WORK TO DO:
Each record below must be returned exactly as shown.

ENTRIES:
☆ ☆ ☆ ☆ ☆
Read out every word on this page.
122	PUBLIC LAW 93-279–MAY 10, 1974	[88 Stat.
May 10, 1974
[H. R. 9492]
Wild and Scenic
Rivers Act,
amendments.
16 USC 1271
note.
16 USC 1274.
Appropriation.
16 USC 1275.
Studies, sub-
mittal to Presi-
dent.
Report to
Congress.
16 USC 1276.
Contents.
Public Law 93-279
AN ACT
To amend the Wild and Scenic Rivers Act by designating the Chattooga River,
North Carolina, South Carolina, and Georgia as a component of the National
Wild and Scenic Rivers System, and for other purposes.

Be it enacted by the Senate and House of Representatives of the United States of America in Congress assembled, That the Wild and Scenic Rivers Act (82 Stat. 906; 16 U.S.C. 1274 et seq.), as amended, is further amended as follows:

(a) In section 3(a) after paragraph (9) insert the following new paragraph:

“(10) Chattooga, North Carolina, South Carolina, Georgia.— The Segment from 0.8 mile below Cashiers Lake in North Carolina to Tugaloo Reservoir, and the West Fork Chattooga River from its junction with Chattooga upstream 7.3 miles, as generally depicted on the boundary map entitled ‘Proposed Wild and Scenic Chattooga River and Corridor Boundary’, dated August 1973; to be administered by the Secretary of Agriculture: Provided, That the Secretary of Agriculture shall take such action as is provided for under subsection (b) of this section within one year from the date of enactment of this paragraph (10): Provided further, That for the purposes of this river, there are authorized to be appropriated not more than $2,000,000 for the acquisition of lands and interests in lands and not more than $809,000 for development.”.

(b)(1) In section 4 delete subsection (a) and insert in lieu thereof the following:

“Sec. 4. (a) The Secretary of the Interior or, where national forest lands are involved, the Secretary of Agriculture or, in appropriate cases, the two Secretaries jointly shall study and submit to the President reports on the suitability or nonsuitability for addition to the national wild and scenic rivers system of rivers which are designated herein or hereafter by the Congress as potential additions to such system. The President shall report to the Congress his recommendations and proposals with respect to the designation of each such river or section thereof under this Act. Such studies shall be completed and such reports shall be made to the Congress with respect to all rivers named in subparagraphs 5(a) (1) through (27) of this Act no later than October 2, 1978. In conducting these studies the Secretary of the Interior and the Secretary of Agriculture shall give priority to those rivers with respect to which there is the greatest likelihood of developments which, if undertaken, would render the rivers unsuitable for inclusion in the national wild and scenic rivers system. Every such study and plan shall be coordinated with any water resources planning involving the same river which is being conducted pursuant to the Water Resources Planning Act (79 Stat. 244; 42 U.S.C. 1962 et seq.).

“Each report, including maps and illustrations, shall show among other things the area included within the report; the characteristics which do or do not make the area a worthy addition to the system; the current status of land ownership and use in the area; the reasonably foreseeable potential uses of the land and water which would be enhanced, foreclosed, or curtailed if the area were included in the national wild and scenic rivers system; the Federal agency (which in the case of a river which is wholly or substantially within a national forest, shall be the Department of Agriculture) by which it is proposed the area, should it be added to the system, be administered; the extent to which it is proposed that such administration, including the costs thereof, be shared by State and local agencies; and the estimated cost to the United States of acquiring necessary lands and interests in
☆ ☆ ☆ ☆ ☆
RESPONSE TO THIS TASK:
Read out every word on this page.
122	PUBLIC LAW 93-279–MAY 10, 1974	[88 Stat.
May 10, 1974
[H. R. 9492]
Wild and Scenic
Rivers Act,
amendments.
16 USC 1271
note.
16 USC 1274.
Appropriation.
16 USC 1275.
Studies, sub-
mittal to Presi-
dent.
Report to
Congress.
16 USC 1276.
Contents.
Public Law 93-279
AN ACT
To amend the Wild and Scenic Rivers Act by designating the Chattooga River,
North Carolina, South Carolina, and Georgia as a component of the National
Wild and Scenic Rivers System, and for other purposes.

Be it enacted by the Senate and House of Representatives of the United States of America in Congress assembled, That the Wild and Scenic Rivers Act (82 Stat. 906; 16 U.S.C. 1274 et seq.), as amended, is further amended as follows:

(a) In section 3(a) after paragraph (9) insert the following new paragraph:

“(10) Chattooga, North Carolina, South Carolina, Georgia.— The Segment from 0.8 mile below Cashiers Lake in North Carolina to Tugaloo Reservoir, and the West Fork Chattooga River from its junction with Chattooga upstream 7.3 miles, as generally depicted on the boundary map entitled ‘Proposed Wild and Scenic Chattooga River and Corridor Boundary’, dated August 1973; to be administered by the Secretary of Agriculture: Provided, That the Secretary of Agriculture shall take such action as is provided for under subsection (b) of this section within one year from the date of enactment of this paragraph (10): Provided further, That for the purposes of this river, there are authorized to be appropriated not more than $2,000,000 for the acquisition of lands and interests in lands and not more than $809,000 for development.”.

(b)(1) In section 4 delete subsection (a) and insert in lieu thereof the following:

“Sec. 4. (a) The Secretary of the Interior or, where national forest lands are involved, the Secretary of Agriculture or, in appropriate cases, the two Secretaries jointly shall study and submit to the President reports on the suitability or nonsuitability for addition to the national wild and scenic rivers system of rivers which are designated herein or hereafter by the Congress as potential additions to such system. The President shall report to the Congress his recommendations and proposals with respect to the designation of each such river or section thereof under this Act. Such studies shall be completed and such reports shall be made to the Congress with respect to all rivers named in subparagraphs 5(a) (1) through (27) of this Act no later than October 2, 1978. In conducting these studies the Secretary of the Interior and the Secretary of Agriculture shall give priority to those rivers with respect to which there is the greatest likelihood of developments which, if undertaken, would render the rivers unsuitable for inclusion in the national wild and scenic rivers system. Every such study and plan shall be coordinated with any water resources planning involving the same river which is being conducted pursuant to the Water Resources Planning Act (79 Stat. 244; 42 U.S.C. 1962 et seq.).

“Each report, including maps and illustrations, shall show among other things the area included within the report; the characteristics which do or do not make the area a worthy addition to the system; the current status of land ownership and use in the area; the reasonably foreseeable potential uses of the land and water which would be enhanced, foreclosed, or curtailed if the area were included in the national wild and scenic rivers system; the Federal agency (which in the case of a river which is wholly or substantially within a national forest, shall be the Department of Agriculture) by which it is proposed the area, should it be added to the system, be administered; the extent to which it is proposed that such administration, including the costs thereof, be shared by State and local agencies; and the estimated cost to the United States of acquiring necessary lands and interests in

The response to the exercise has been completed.